#### What is expected
For the entries that follow, tally the lines holding the string "Buses". Give the total and nothing else.

◇ ◇ ◇ ◇

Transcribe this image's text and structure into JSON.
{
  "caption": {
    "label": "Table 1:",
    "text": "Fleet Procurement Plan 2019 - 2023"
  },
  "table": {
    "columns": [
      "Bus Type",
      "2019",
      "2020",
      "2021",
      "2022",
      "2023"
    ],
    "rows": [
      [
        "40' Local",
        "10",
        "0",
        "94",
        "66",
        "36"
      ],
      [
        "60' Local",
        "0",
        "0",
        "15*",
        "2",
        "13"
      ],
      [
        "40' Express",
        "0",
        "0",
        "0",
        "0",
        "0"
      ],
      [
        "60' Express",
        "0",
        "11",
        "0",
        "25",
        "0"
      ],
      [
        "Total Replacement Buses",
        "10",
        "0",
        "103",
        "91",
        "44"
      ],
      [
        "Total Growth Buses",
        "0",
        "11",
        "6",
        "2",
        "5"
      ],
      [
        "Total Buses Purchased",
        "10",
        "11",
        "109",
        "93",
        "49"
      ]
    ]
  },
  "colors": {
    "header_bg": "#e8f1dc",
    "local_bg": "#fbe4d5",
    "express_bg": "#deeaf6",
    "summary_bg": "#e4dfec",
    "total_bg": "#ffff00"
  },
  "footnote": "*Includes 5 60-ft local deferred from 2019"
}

◇ ◇ ◇ ◇

#### Correct output
3